The 2026 FIFA World Cup Final takes place on July 19 at MetLife Stadium in East Rutherford, New Jersey — a venue that will host eight matches in total and, for the first time in World Cup history, a full halftime entertainment show. FIFA president Gianni Infantino confirmed this week that Coldplay’s Chris Martin will curate the performance, which will feature multiple artists and an extended 25-minute halftime break in place of the standard 15 minutes.
It will, by all accounts, be spectacular, but a swift departure from the game’s more traditional norms.
Getting there will also be spectacular — in a different sense of the word. And the responsibility for that lands on two parties who have spent the past week pointing at each other.
$150 for a 15-Minute Train Ride
New Jersey Transit announced Friday the final prices fans will pay just to get to the stadium. A round-trip train ticket to MetLife will cost $150 — an elevenfold increase over the typical $12.90 fare for the roughly 15-minute, 9-mile ride from Manhattan’s Penn Station.
Let that settle for a moment. One hundred and fifty dollars. For a commuter train. That costs $13 under normal circumstances.
To be precise: NJ Transit set that price, not FIFA. The state transit agency says it has no choice — it faces $48 million in additional operating costs to run dedicated World Cup service, and it has decided fans attending the matches should absorb that cost rather than the regular New Jersey commuters who depend on the system daily. FIFA, for its part, refused to cover the bill.
The result is a $150 train ticket that neither side is fully willing to own.
A bus ride will set fans back $80. And because stadium lots are off-limits to fan parking, the only nearby option is a mall parking lot — at $225 per pass.

-=-=-=-=-

**EXERCISE 1**
Copy out the rows below, unchanged, from the line with "- airplane-card: Chế" through the line with "- settings-item-data-usage[interactable]: Sử", both included.

Saved data entries:
-=-=-=-=-

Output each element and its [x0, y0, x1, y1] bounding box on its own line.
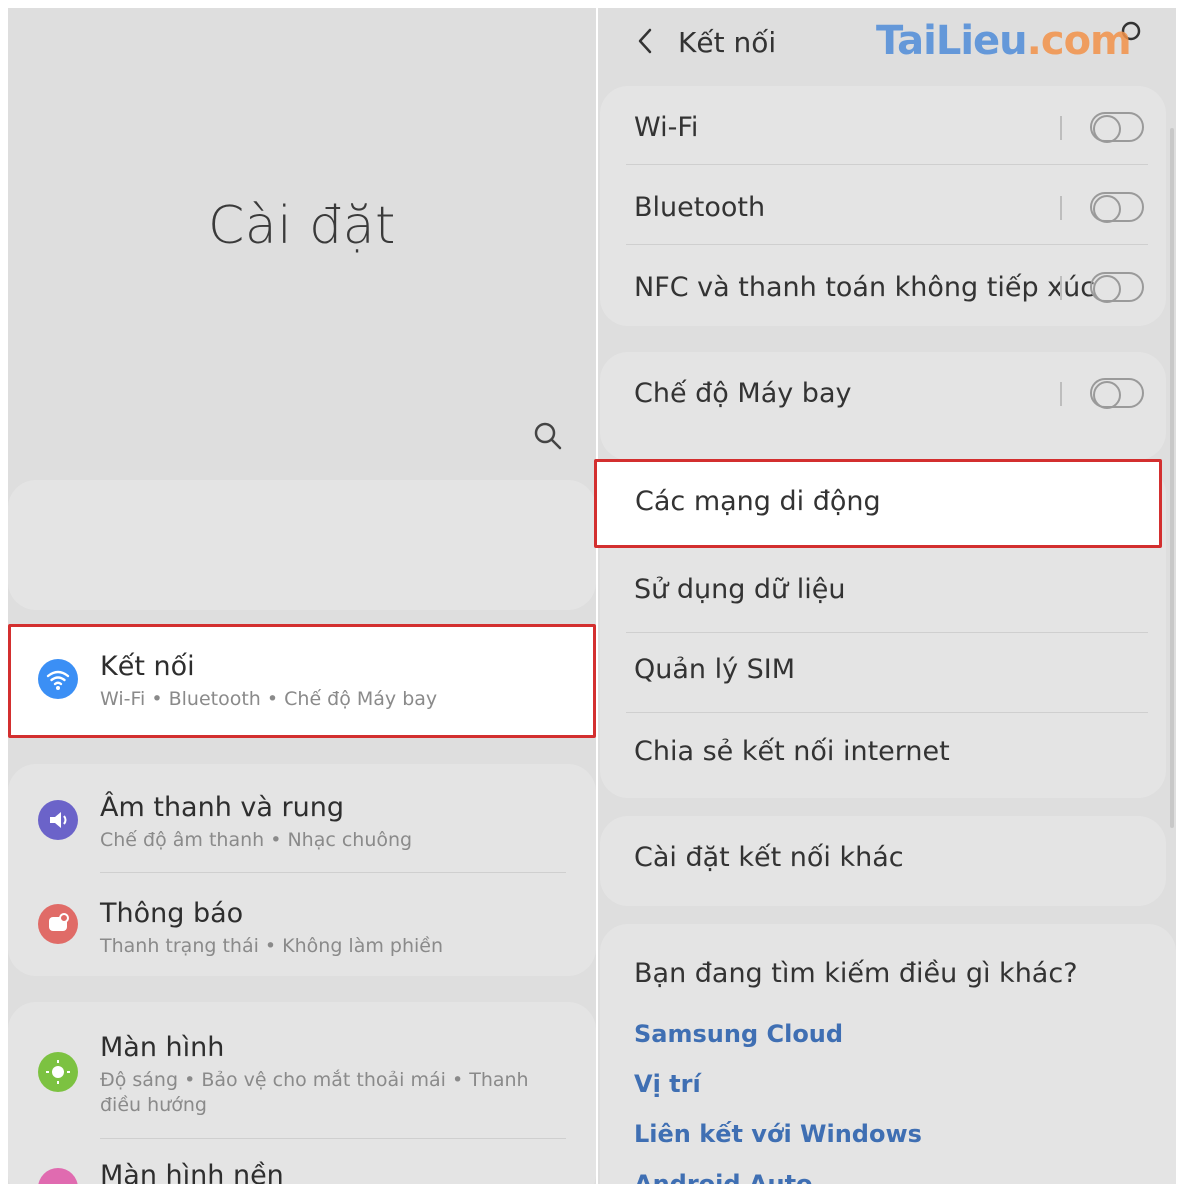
- airplane-card: Chế độ Máy bay: [600, 352, 1166, 460]
- suggestions-card: Bạn đang tìm kiếm điều gì khác? Samsung …: [600, 924, 1176, 1184]
- settings-item-more-connections[interactable]: Cài đặt kết nối khác: [634, 842, 904, 873]
- settings-item-connections[interactable]: Kết nối Wi-Fi • Bluetooth • Chế độ Máy b…: [8, 624, 596, 738]
- airplane-toggle[interactable]: [1060, 376, 1144, 410]
- brightness-icon: [38, 1052, 78, 1092]
- search-icon[interactable]: [530, 418, 566, 454]
- settings-item-hotspot[interactable]: Chia sẻ kết nối internet: [634, 736, 950, 767]
- divider: [626, 712, 1148, 713]
- back-icon[interactable]: [632, 24, 658, 58]
- link-location[interactable]: Vị trí: [634, 1070, 701, 1098]
- toggle-label-bluetooth[interactable]: Bluetooth: [634, 192, 765, 223]
- settings-main-pane: Cài đặt Âm thanh và rung Chế độ âm thanh…: [8, 8, 596, 1184]
- settings-item-data-usage[interactable]: Sử dụng dữ liệu: [634, 574, 845, 605]
- settings-item-subtitle: Chế độ âm thanh • Nhạc chuông: [100, 829, 413, 851]
- nfc-toggle[interactable]: [1060, 270, 1144, 304]
- settings-card-display: Màn hình Độ sáng • Bảo vệ cho mắt thoải …: [8, 1002, 596, 1184]
- wifi-toggle[interactable]: [1060, 110, 1144, 144]
- settings-item-display[interactable]: Màn hình Độ sáng • Bảo vệ cho mắt thoải …: [8, 1002, 596, 1136]
- more-card: Cài đặt kết nối khác: [600, 816, 1166, 906]
- divider: [626, 164, 1148, 165]
- settings-item-title: Màn hình: [100, 1032, 225, 1063]
- settings-item-subtitle: Thanh trạng thái • Không làm phiền: [100, 935, 444, 957]
- settings-item-notifications[interactable]: Thông báo Thanh trạng thái • Không làm p…: [8, 872, 596, 976]
- toggle-label-nfc[interactable]: NFC và thanh toán không tiếp xúc: [634, 272, 1095, 303]
- link-windows[interactable]: Liên kết với Windows: [634, 1120, 922, 1148]
- account-card[interactable]: [8, 480, 596, 610]
- speaker-icon: [38, 800, 78, 840]
- header-title: Kết nối: [678, 26, 777, 59]
- settings-item-sim-manager[interactable]: Quản lý SIM: [634, 654, 795, 685]
- link-android-auto[interactable]: Android Auto: [634, 1170, 813, 1184]
- wallpaper-icon: [38, 1168, 78, 1184]
- settings-item-wallpaper[interactable]: Màn hình nền: [8, 1140, 596, 1184]
- settings-item-label: Các mạng di động: [635, 486, 881, 517]
- settings-item-mobile-networks[interactable]: Các mạng di động: [594, 459, 1162, 548]
- connections-pane: Kết nối TaiLieu.com Wi-Fi Bluetooth NFC …: [598, 8, 1176, 1184]
- settings-card-sound-notifications: Âm thanh và rung Chế độ âm thanh • Nhạc …: [8, 764, 596, 976]
- suggestions-title: Bạn đang tìm kiếm điều gì khác?: [634, 958, 1078, 989]
- settings-item-subtitle: Độ sáng • Bảo vệ cho mắt thoải mái • Tha…: [100, 1069, 529, 1116]
- toggles-card: Wi-Fi Bluetooth NFC và thanh toán không …: [600, 86, 1166, 326]
- divider: [100, 1138, 566, 1139]
- divider: [626, 632, 1148, 633]
- watermark-logo: TaiLieu.com: [876, 18, 1132, 64]
- settings-item-title: Âm thanh và rung: [100, 792, 344, 823]
- settings-item-title: Thông báo: [100, 898, 244, 929]
- settings-item-sound[interactable]: Âm thanh và rung Chế độ âm thanh • Nhạc …: [8, 764, 596, 870]
- scrollbar[interactable]: [1170, 128, 1174, 828]
- divider: [626, 244, 1148, 245]
- settings-item-title: Kết nối: [100, 651, 195, 682]
- settings-item-subtitle: Wi-Fi • Bluetooth • Chế độ Máy bay: [100, 688, 438, 710]
- link-samsung-cloud[interactable]: Samsung Cloud: [634, 1020, 843, 1048]
- notification-icon: [38, 904, 78, 944]
- toggle-label-wifi[interactable]: Wi-Fi: [634, 112, 698, 143]
- settings-item-title: Màn hình nền: [100, 1160, 284, 1184]
- toggle-label-airplane[interactable]: Chế độ Máy bay: [634, 378, 851, 409]
- page-title: Cài đặt: [208, 196, 396, 256]
- bluetooth-toggle[interactable]: [1060, 190, 1144, 224]
- wifi-icon: [38, 659, 78, 699]
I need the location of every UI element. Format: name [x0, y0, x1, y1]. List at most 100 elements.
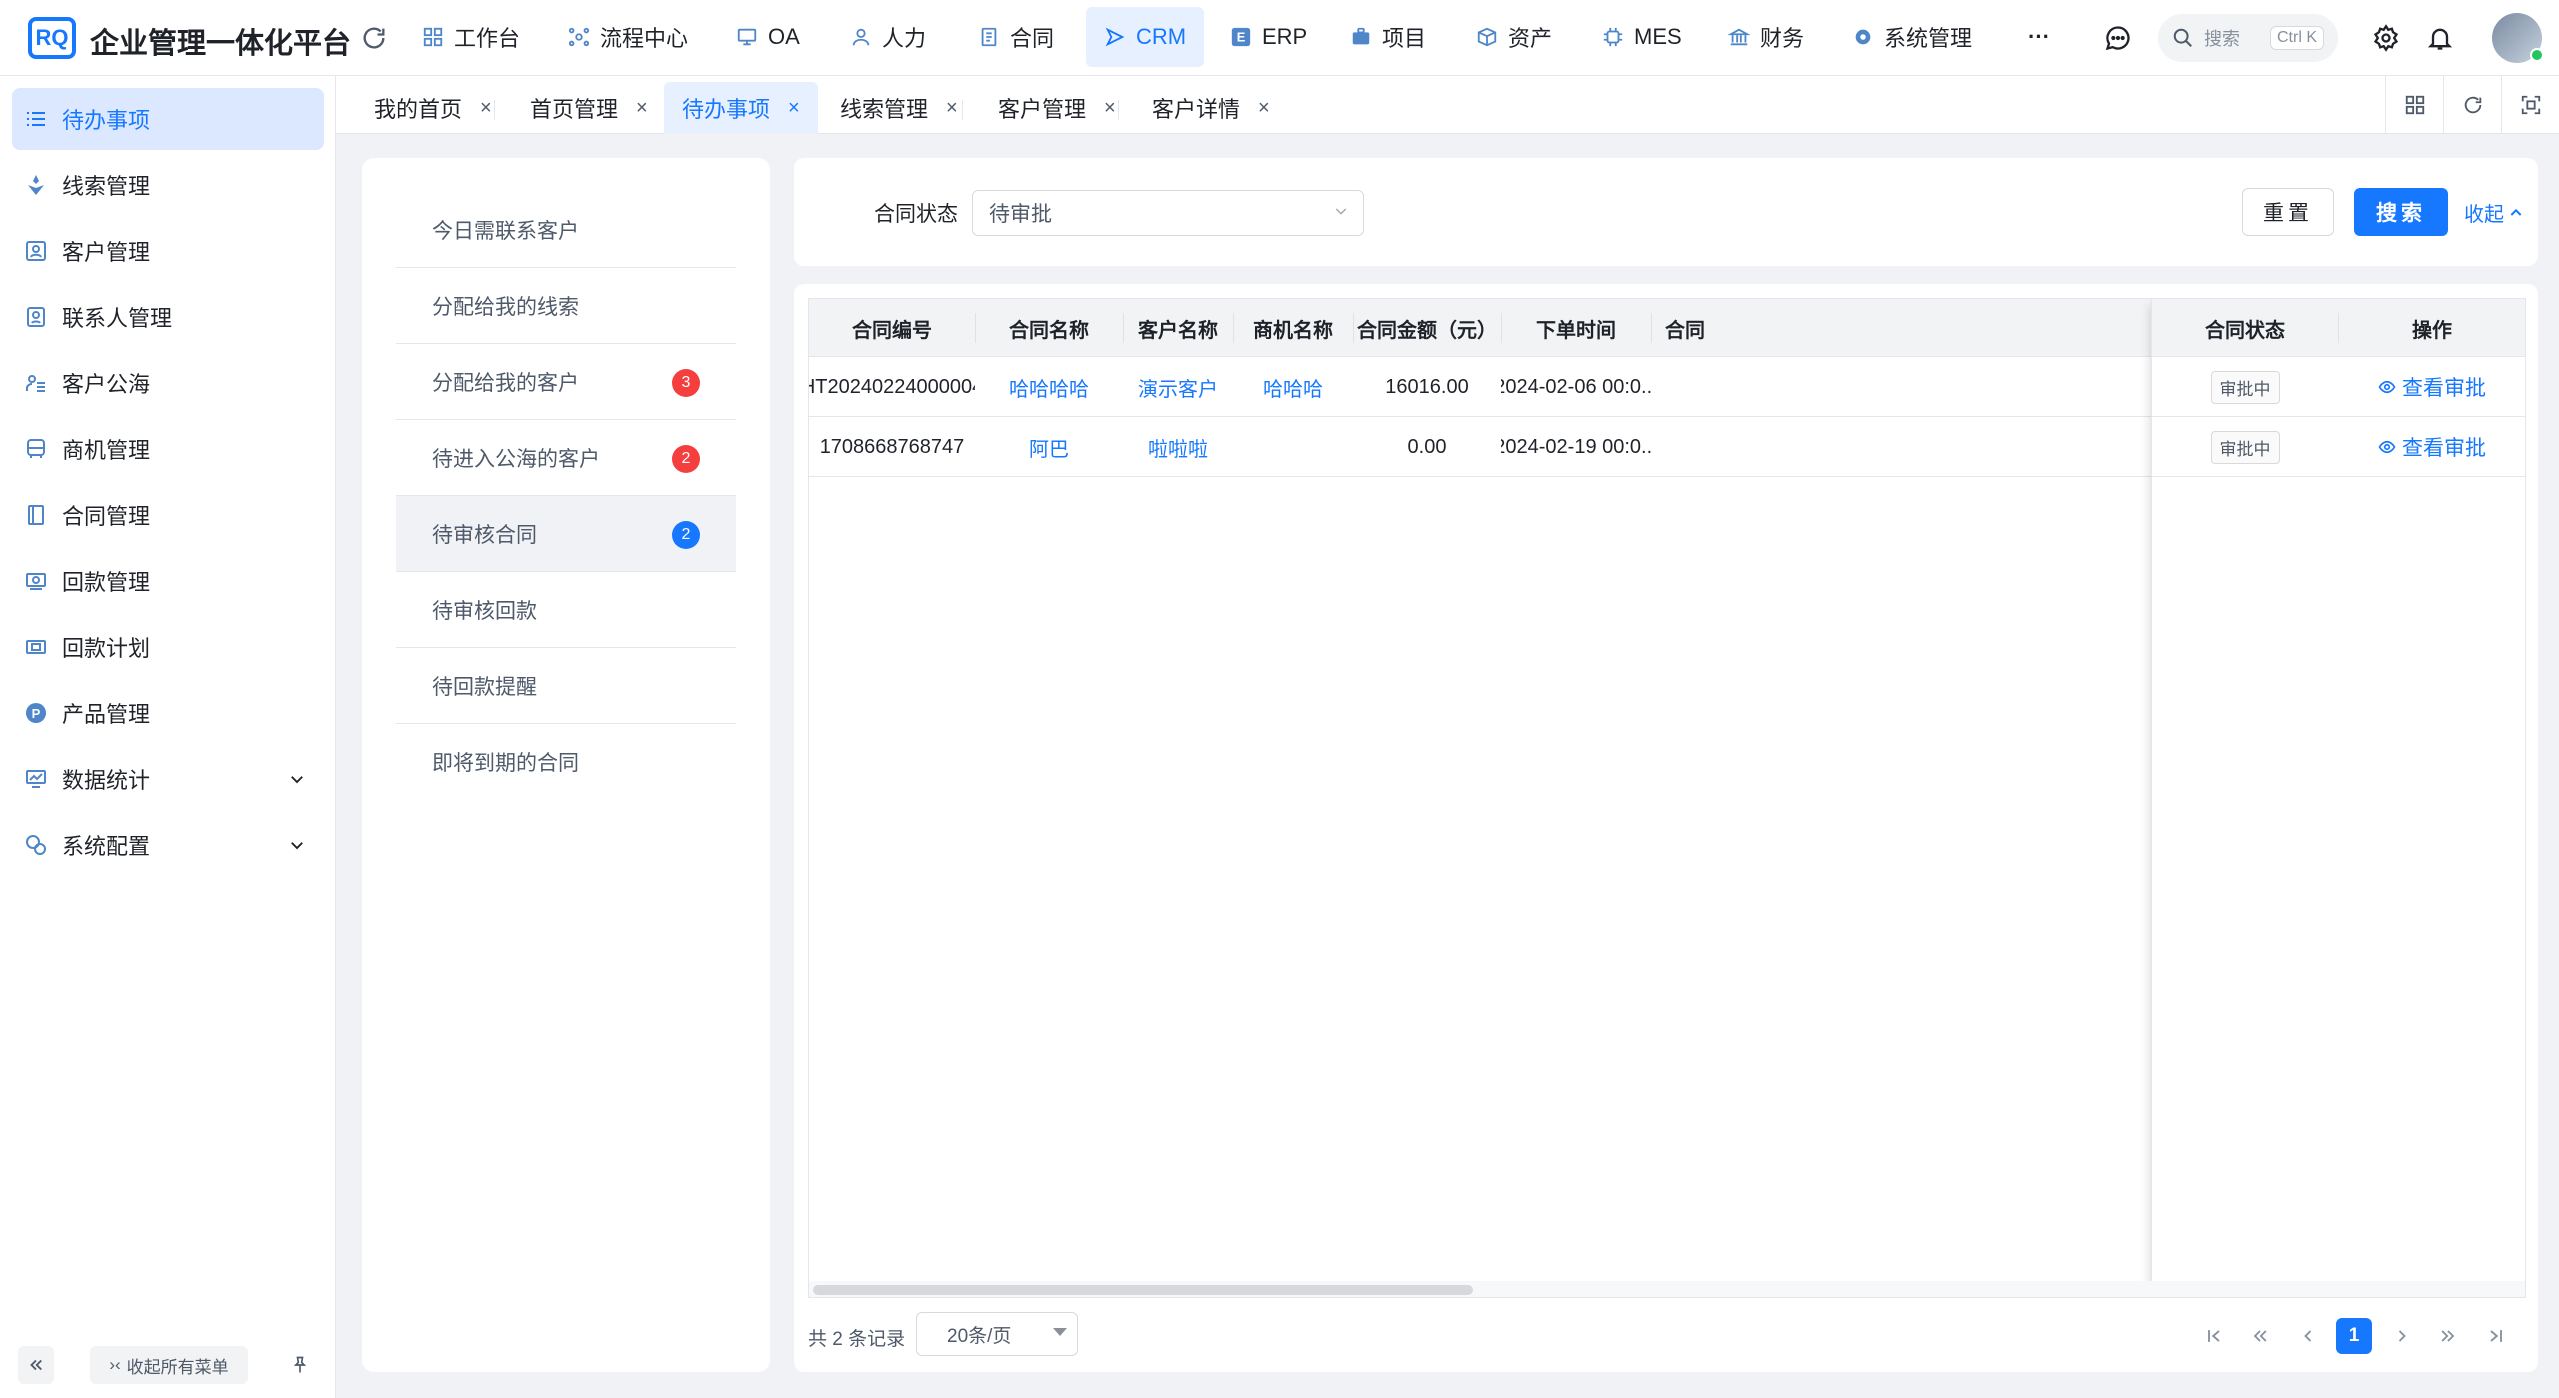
column-header[interactable]: 合同状态: [2152, 299, 2338, 357]
nav-item-crm[interactable]: CRM: [1086, 7, 1205, 67]
sidebar-item-public-pool[interactable]: 客户公海: [12, 352, 324, 414]
tab-customer-management[interactable]: 客户管理 ×: [960, 82, 1134, 134]
chevron-down-icon[interactable]: [288, 770, 306, 788]
sidebar-item-payment-plan[interactable]: 回款计划: [12, 616, 324, 678]
todo-item-assigned-clues[interactable]: 分配给我的线索: [396, 268, 736, 344]
close-icon[interactable]: ×: [1258, 97, 1270, 120]
contract-status-select[interactable]: 待审批: [972, 190, 1364, 236]
bell-icon[interactable]: [2426, 24, 2454, 52]
nav-item-finance[interactable]: 财务: [1710, 7, 1822, 67]
sidebar-item-system-config[interactable]: 系统配置: [12, 814, 324, 876]
table-row-right: 审批中 查看审批: [2152, 357, 2525, 417]
cell-opportunity-link[interactable]: [1233, 417, 1353, 477]
page-size-select[interactable]: 20条/页: [916, 1312, 1078, 1356]
sidebar-item-label: 合同管理: [62, 504, 151, 529]
refresh-icon[interactable]: [360, 24, 388, 52]
page-tabs-bar: 我的首页 × 首页管理 × 待办事项 × 线索管理 × 客户管理 × 客户详情 …: [336, 76, 2559, 134]
column-header[interactable]: 合同金额（元）: [1353, 299, 1501, 357]
page-size-value: 20条/页: [947, 1325, 1012, 1347]
message-icon[interactable]: [2104, 24, 2132, 52]
sidebar-item-todo[interactable]: 待办事项: [12, 88, 324, 150]
sidebar-item-customers[interactable]: 客户管理: [12, 220, 324, 282]
todo-item-contact-today[interactable]: 今日需联系客户: [396, 192, 736, 268]
close-icon[interactable]: ×: [636, 97, 648, 120]
search-button[interactable]: 搜索: [2354, 188, 2448, 236]
tab-label: 首页管理: [530, 97, 619, 122]
tabs-fullscreen-button[interactable]: [2501, 76, 2559, 134]
todo-item-assigned-customers[interactable]: 分配给我的客户 3: [396, 344, 736, 420]
sidebar-item-clues[interactable]: 线索管理: [12, 154, 324, 216]
nav-item-contract[interactable]: 合同: [960, 7, 1072, 67]
first-page-button[interactable]: [2196, 1318, 2232, 1354]
column-header[interactable]: 合同名称: [975, 299, 1123, 357]
column-header[interactable]: 合同编号: [809, 299, 975, 357]
contract-status-value: 待审批: [989, 203, 1052, 226]
collapse-all-menus-button[interactable]: ›‹ 收起所有菜单: [90, 1346, 248, 1384]
nav-more-button[interactable]: ···: [2010, 7, 2068, 67]
chevron-down-icon[interactable]: [288, 836, 306, 854]
tab-my-home[interactable]: 我的首页 ×: [336, 82, 510, 134]
todo-item-payment-reminder[interactable]: 待回款提醒: [396, 648, 736, 724]
sidebar-item-products[interactable]: P 产品管理: [12, 682, 324, 744]
cell-customer-link[interactable]: 啦啦啦: [1123, 417, 1233, 477]
close-icon[interactable]: ×: [788, 97, 800, 120]
todo-item-pending-payments[interactable]: 待审核回款: [396, 572, 736, 648]
nav-item-system[interactable]: 系统管理: [1834, 7, 1990, 67]
close-icon[interactable]: ×: [480, 97, 492, 120]
horizontal-scrollbar[interactable]: [809, 1281, 2525, 1297]
nav-item-mes[interactable]: MES: [1584, 7, 1700, 67]
column-header[interactable]: 客户名称: [1123, 299, 1233, 357]
sidebar-item-payments[interactable]: 回款管理: [12, 550, 324, 612]
plan-icon: [26, 640, 46, 654]
app-logo[interactable]: RQ: [28, 17, 76, 59]
prev-group-button[interactable]: [2242, 1318, 2278, 1354]
nav-item-project[interactable]: 项目: [1332, 7, 1444, 67]
close-icon[interactable]: ×: [946, 97, 958, 120]
count-badge: 2: [672, 521, 700, 549]
cell-contract-name-link[interactable]: 阿巴: [975, 417, 1123, 477]
tabs-refresh-button[interactable]: [2443, 76, 2501, 134]
column-header[interactable]: 下单时间: [1501, 299, 1651, 357]
contract-table-card: 合同编号 合同名称 客户名称 商机名称 合同金额（元） 下单时间 合同 HT20…: [794, 284, 2538, 1372]
sidebar-item-opportunities[interactable]: 商机管理: [12, 418, 324, 480]
cell-opportunity-link[interactable]: 哈哈哈: [1233, 357, 1353, 417]
page-number-current[interactable]: 1: [2336, 1318, 2372, 1354]
global-search[interactable]: 搜索 Ctrl K: [2158, 14, 2338, 62]
column-header[interactable]: 操作: [2338, 299, 2525, 357]
sidebar-item-contracts[interactable]: 合同管理: [12, 484, 324, 546]
nav-item-oa[interactable]: OA: [718, 7, 818, 67]
tabs-layout-button[interactable]: [2385, 76, 2443, 134]
last-page-button[interactable]: [2478, 1318, 2514, 1354]
scrollbar-thumb[interactable]: [813, 1285, 1473, 1295]
reset-button[interactable]: 重置: [2242, 188, 2334, 236]
cell-customer-link[interactable]: 演示客户: [1123, 357, 1233, 417]
nav-item-flow-center[interactable]: 流程中心: [550, 7, 706, 67]
nav-item-workbench[interactable]: 工作台: [404, 7, 538, 67]
view-approval-link[interactable]: 查看审批: [2378, 372, 2486, 402]
settings-icon[interactable]: [2372, 24, 2400, 52]
collapse-sidebar-button[interactable]: [18, 1346, 54, 1384]
chart-icon: [26, 770, 46, 788]
tab-label: 客户管理: [998, 97, 1087, 122]
tab-clue-management[interactable]: 线索管理 ×: [802, 82, 976, 134]
pin-sidebar-button[interactable]: [282, 1346, 318, 1384]
nav-item-erp[interactable]: E ERP: [1212, 7, 1325, 67]
next-page-button[interactable]: [2384, 1318, 2420, 1354]
prev-page-button[interactable]: [2290, 1318, 2326, 1354]
tab-customer-detail[interactable]: 客户详情 ×: [1114, 82, 1288, 134]
column-header[interactable]: 合同: [1651, 299, 1731, 357]
next-group-button[interactable]: [2430, 1318, 2466, 1354]
tab-home-management[interactable]: 首页管理 ×: [492, 82, 666, 134]
tab-todo[interactable]: 待办事项 ×: [664, 82, 818, 134]
collapse-filter-button[interactable]: 收起: [2464, 198, 2524, 227]
todo-item-to-public-pool[interactable]: 待进入公海的客户 2: [396, 420, 736, 496]
sidebar-item-contacts[interactable]: 联系人管理: [12, 286, 324, 348]
cell-contract-name-link[interactable]: 哈哈哈哈: [975, 357, 1123, 417]
column-header[interactable]: 商机名称: [1233, 299, 1353, 357]
todo-item-expiring-contracts[interactable]: 即将到期的合同: [396, 724, 736, 800]
todo-item-pending-contracts[interactable]: 待审核合同 2: [396, 496, 736, 572]
nav-item-assets[interactable]: 资产: [1458, 7, 1570, 67]
view-approval-link[interactable]: 查看审批: [2378, 432, 2486, 462]
nav-item-hr[interactable]: 人力: [832, 7, 944, 67]
sidebar-item-statistics[interactable]: 数据统计: [12, 748, 324, 810]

-=-=-=-=-

**EXERCISE 2**
Translate this sentence from the passage on World Cup final travel costs into Spanish: "The result is a $150 train ticket that neither side is fully willing to own."

**WORKED ANSWER 1**
- airplane-card: Chế độ Máy bay: [600, 352, 1166, 460]
- suggestions-card: Bạn đang tìm kiếm điều gì khác? Samsung …: [600, 924, 1176, 1184]
- settings-item-more-connections[interactable]: Cài đặt kết nối khác: [634, 842, 904, 873]
- settings-item-connections[interactable]: Kết nối Wi-Fi • Bluetooth • Chế độ Máy b…: [8, 624, 596, 738]
- airplane-toggle[interactable]: [1060, 376, 1144, 410]
- brightness-icon: [38, 1052, 78, 1092]
- search-icon[interactable]: [530, 418, 566, 454]
- settings-item-hotspot[interactable]: Chia sẻ kết nối internet: [634, 736, 950, 767]
- divider: [626, 712, 1148, 713]
- back-icon[interactable]: [632, 24, 658, 58]
- link-location[interactable]: Vị trí: [634, 1070, 701, 1098]
- toggle-label-bluetooth[interactable]: Bluetooth: [634, 192, 765, 223]
- settings-main-pane: Cài đặt Âm thanh và rung Chế độ âm thanh…: [8, 8, 596, 1184]
- settings-item-data-usage[interactable]: Sử dụng dữ liệu: [634, 574, 845, 605]

**WORKED ANSWER 2**
El resultado es un billete de tren de 150 dólares que ninguna de las partes está plenamente dispuesta a asumir.